▸ WHAT NEEDS TO BE DONE
Locate the lines where "Gorceix" occurs and copy them as they stand.
>> begin SUPPLIED RECORDS
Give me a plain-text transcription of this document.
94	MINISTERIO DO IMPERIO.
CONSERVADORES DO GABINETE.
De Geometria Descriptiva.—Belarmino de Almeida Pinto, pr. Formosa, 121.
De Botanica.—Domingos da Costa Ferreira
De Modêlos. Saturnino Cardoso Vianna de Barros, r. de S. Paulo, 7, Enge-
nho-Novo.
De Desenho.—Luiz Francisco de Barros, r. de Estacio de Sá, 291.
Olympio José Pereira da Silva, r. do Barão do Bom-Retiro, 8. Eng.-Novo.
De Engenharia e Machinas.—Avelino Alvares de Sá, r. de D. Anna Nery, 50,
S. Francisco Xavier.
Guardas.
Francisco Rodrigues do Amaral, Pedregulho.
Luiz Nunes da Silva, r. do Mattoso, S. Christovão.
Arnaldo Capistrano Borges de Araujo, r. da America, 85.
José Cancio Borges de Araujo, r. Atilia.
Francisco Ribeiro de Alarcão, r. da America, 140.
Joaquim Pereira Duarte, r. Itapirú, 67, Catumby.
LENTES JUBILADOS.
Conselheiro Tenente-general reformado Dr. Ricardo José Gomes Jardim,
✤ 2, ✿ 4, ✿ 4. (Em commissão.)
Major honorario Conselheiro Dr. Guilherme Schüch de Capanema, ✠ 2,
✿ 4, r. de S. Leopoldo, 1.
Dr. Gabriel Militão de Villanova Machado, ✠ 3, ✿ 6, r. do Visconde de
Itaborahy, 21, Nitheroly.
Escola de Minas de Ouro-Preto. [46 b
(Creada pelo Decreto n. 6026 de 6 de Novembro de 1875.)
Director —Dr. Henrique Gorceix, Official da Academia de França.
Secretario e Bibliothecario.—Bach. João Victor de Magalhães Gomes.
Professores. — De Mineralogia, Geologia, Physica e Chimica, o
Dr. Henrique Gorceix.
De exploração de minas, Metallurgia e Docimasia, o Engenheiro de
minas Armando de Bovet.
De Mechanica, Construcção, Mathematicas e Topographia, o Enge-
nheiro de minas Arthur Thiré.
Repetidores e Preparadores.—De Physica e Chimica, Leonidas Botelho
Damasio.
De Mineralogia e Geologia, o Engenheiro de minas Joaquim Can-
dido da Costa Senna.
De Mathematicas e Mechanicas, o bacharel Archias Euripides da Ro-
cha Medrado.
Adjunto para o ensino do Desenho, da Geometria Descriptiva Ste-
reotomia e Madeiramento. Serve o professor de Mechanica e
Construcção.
>> end SUPPLIED RECORDS
>> begin SUPPLIED RECORDS
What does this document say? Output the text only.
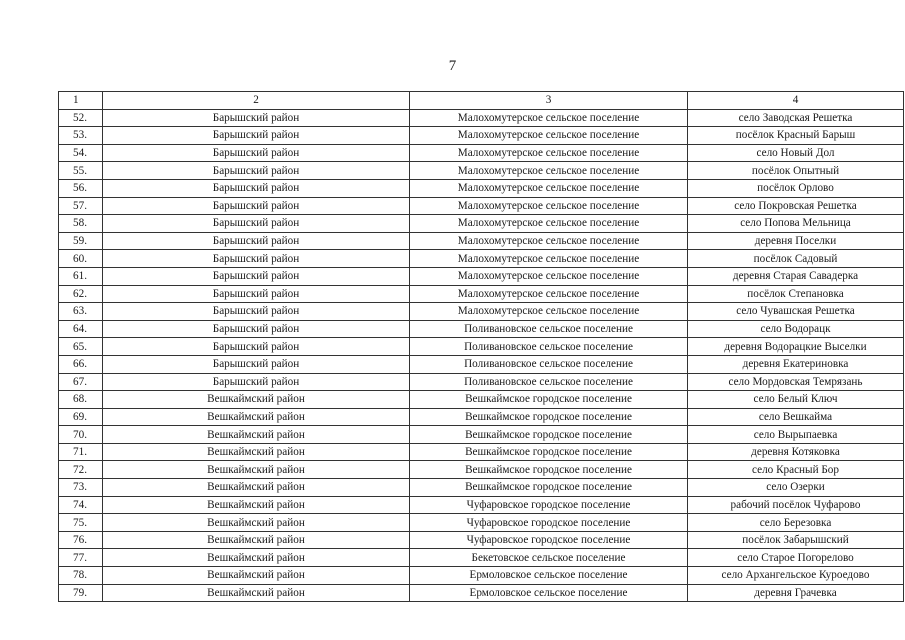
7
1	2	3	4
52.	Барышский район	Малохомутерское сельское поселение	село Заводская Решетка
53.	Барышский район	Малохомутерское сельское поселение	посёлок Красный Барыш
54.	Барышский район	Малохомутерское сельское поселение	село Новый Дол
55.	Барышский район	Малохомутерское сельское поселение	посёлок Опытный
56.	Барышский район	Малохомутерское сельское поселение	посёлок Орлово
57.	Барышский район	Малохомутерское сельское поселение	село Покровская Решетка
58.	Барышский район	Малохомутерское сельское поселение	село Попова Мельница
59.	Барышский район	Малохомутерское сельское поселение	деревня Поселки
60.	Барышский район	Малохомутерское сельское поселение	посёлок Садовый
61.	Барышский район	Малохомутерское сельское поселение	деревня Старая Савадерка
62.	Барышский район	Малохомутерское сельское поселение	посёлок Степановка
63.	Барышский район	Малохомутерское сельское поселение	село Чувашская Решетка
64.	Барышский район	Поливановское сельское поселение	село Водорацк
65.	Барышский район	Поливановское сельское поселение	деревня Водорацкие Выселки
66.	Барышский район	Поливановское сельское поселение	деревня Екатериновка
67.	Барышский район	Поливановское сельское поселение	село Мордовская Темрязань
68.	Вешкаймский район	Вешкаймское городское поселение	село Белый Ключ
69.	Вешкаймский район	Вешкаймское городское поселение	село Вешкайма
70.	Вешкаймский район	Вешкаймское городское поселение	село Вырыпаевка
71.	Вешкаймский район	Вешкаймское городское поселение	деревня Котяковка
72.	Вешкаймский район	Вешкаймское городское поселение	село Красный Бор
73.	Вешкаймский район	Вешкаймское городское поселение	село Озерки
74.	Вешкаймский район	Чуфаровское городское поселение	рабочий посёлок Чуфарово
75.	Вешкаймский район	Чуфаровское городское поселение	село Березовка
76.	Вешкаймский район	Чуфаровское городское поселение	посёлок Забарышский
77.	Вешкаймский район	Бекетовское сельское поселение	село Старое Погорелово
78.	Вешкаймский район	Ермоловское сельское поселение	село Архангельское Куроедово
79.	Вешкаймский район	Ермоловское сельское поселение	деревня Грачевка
>> end SUPPLIED RECORDS
>> begin SUPPLIED RECORDS
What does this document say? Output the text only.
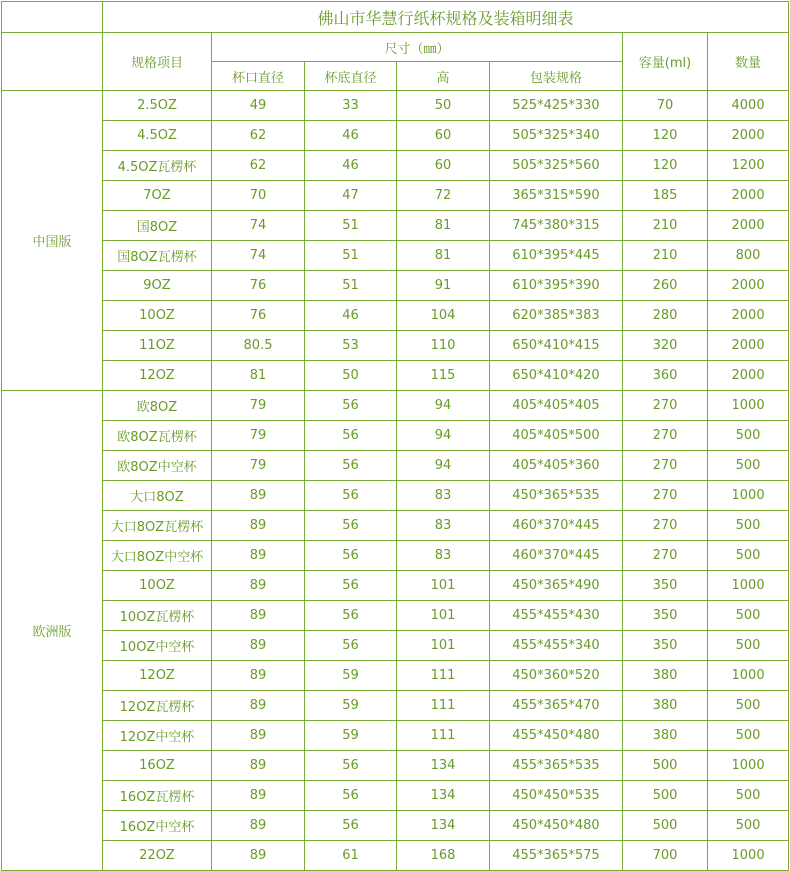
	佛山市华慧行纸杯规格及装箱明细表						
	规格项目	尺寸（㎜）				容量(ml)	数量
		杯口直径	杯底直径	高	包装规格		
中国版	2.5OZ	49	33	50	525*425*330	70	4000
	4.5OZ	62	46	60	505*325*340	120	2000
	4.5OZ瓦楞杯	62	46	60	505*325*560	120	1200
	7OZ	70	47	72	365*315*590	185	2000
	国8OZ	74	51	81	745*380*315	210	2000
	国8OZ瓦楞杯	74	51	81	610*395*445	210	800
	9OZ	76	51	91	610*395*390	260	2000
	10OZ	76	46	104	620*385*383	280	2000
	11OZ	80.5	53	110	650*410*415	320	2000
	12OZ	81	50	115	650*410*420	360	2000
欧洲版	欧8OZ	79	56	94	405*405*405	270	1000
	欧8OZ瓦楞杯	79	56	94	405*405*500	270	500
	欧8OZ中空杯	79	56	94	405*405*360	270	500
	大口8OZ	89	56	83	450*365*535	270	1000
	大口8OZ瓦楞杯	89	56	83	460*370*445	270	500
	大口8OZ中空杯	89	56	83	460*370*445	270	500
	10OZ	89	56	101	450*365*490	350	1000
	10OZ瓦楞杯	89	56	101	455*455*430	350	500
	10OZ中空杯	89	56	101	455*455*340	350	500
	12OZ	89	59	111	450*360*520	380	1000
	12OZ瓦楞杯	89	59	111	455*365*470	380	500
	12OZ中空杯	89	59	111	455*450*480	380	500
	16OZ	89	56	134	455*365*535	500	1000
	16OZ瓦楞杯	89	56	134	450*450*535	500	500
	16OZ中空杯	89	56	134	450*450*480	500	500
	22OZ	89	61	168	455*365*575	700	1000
>> end SUPPLIED RECORDS
▸ SOLUTION TO THIS EXERCISE
Director —Dr. Henrique Gorceix, Official da Academia de França.
Dr. Henrique Gorceix.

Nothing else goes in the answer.